→ Given instruction: Output all lines exactly.

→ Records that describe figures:
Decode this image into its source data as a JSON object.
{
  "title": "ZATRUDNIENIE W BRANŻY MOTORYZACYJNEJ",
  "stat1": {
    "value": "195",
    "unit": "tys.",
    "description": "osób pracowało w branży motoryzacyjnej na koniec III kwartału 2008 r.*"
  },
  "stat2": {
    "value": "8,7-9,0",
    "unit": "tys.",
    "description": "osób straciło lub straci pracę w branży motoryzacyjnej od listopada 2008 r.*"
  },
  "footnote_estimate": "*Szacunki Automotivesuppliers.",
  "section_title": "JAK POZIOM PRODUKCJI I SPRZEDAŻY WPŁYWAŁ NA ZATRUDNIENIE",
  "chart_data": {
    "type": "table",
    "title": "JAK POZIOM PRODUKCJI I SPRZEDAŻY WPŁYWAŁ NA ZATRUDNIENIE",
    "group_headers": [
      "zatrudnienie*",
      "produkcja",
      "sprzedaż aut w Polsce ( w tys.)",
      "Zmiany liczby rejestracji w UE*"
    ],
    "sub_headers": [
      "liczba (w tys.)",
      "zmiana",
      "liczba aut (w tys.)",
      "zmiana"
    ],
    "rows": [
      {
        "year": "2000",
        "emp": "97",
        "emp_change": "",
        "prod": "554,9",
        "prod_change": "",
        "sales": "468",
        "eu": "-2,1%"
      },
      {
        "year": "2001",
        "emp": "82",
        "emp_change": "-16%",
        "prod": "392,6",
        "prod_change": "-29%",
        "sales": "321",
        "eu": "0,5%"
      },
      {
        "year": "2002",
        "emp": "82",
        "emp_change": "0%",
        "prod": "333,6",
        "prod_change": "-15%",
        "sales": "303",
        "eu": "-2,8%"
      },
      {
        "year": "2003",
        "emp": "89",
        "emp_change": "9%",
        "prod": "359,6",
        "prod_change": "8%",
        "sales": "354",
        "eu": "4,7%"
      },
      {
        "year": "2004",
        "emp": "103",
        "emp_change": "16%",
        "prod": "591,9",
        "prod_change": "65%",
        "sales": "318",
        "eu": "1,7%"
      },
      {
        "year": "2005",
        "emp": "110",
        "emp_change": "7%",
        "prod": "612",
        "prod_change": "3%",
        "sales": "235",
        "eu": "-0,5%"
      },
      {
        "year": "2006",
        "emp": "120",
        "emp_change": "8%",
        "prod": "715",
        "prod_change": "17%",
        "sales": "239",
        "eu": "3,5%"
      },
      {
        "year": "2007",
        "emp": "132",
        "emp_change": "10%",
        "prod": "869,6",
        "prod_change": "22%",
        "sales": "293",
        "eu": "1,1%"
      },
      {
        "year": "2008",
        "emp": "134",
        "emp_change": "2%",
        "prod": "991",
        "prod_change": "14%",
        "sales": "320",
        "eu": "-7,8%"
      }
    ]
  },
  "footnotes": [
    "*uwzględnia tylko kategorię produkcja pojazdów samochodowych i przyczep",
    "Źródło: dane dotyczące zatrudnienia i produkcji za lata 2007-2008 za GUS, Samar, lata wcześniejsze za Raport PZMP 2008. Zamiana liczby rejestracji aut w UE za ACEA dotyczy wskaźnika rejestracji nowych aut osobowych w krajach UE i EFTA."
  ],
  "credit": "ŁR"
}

→ Final result:
Decode this image into its source data as a JSON object.
{
  "title": "ZATRUDNIENIE W BRANŻY MOTORYZACYJNEJ",
  "stat1": {
    "value": "195",
    "unit": "tys.",
    "description": "osób pracowało w branży motoryzacyjnej na koniec III kwartału 2008 r.*"
  },
  "stat2": {
    "value": "8,7-9,0",
    "unit": "tys.",
    "description": "osób straciło lub straci pracę w branży motoryzacyjnej od listopada 2008 r.*"
  },
  "footnote_estimate": "*Szacunki Automotivesuppliers.",
  "section_title": "JAK POZIOM PRODUKCJI I SPRZEDAŻY WPŁYWAŁ NA ZATRUDNIENIE",
  "chart_data": {
    "type": "table",
    "title": "JAK POZIOM PRODUKCJI I SPRZEDAŻY WPŁYWAŁ NA ZATRUDNIENIE",
    "group_headers": [
      "zatrudnienie*",
      "produkcja",
      "sprzedaż aut w Polsce ( w tys.)",
      "Zmiany liczby rejestracji w UE*"
    ],
    "sub_headers": [
      "liczba (w tys.)",
      "zmiana",
      "liczba aut (w tys.)",
      "zmiana"
    ],
    "rows": [
      {
        "year": "2000",
        "emp": "97",
        "emp_change": "",
        "prod": "554,9",
        "prod_change": "",
        "sales": "468",
        "eu": "-2,1%"
      },
      {
        "year": "2001",
        "emp": "82",
        "emp_change": "-16%",
        "prod": "392,6",
        "prod_change": "-29%",
        "sales": "321",
        "eu": "0,5%"
      },
      {
        "year": "2002",
        "emp": "82",
        "emp_change": "0%",
        "prod": "333,6",
        "prod_change": "-15%",
        "sales": "303",
        "eu": "-2,8%"
      },
      {
        "year": "2003",
        "emp": "89",
        "emp_change": "9%",
        "prod": "359,6",
        "prod_change": "8%",
        "sales": "354",
        "eu": "4,7%"
      },
      {
        "year": "2004",
        "emp": "103",
        "emp_change": "16%",
        "prod": "591,9",
        "prod_change": "65%",
        "sales": "318",
        "eu": "1,7%"
      },
      {
        "year": "2005",
        "emp": "110",
        "emp_change": "7%",
        "prod": "612",
        "prod_change": "3%",
        "sales": "235",
        "eu": "-0,5%"
      },
      {
        "year": "2006",
        "emp": "120",
        "emp_change": "8%",
        "prod": "715",
        "prod_change": "17%",
        "sales": "239",
        "eu": "3,5%"
      },
      {
        "year": "2007",
        "emp": "132",
        "emp_change": "10%",
        "prod": "869,6",
        "prod_change": "22%",
        "sales": "293",
        "eu": "1,1%"
      },
      {
        "year": "2008",
        "emp": "134",
        "emp_change": "2%",
        "prod": "991",
        "prod_change": "14%",
        "sales": "320",
        "eu": "-7,8%"
      }
    ]
  },
  "footnotes": [
    "*uwzględnia tylko kategorię produkcja pojazdów samochodowych i przyczep",
    "Źródło: dane dotyczące zatrudnienia i produkcji za lata 2007-2008 za GUS, Samar, lata wcześniejsze za Raport PZMP 2008. Zamiana liczby rejestracji aut w UE za ACEA dotyczy wskaźnika rejestracji nowych aut osobowych w krajach UE i EFTA."
  ],
  "credit": "ŁR"
}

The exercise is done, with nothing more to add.